Filter the listing below, copying every line in which the word "icon" appears.

[BEGIN]

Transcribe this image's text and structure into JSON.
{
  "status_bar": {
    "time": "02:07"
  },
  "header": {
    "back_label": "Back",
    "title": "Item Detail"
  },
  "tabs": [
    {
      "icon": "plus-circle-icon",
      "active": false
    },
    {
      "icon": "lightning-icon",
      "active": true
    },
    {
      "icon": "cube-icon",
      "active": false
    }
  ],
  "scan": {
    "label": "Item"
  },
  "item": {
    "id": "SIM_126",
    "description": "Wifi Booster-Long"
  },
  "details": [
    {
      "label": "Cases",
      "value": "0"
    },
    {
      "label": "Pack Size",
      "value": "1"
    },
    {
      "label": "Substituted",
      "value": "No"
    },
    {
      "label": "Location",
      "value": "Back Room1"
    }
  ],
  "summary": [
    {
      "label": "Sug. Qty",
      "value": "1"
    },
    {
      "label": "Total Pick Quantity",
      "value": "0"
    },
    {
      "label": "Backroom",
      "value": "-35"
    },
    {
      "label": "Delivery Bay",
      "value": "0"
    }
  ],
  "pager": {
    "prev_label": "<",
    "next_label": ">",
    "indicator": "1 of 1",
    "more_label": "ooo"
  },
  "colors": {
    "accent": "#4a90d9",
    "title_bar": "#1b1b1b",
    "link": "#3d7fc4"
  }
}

[END]

*Problem solution*.
      "icon": "plus-circle-icon",
      "icon": "lightning-icon",
      "icon": "cube-icon",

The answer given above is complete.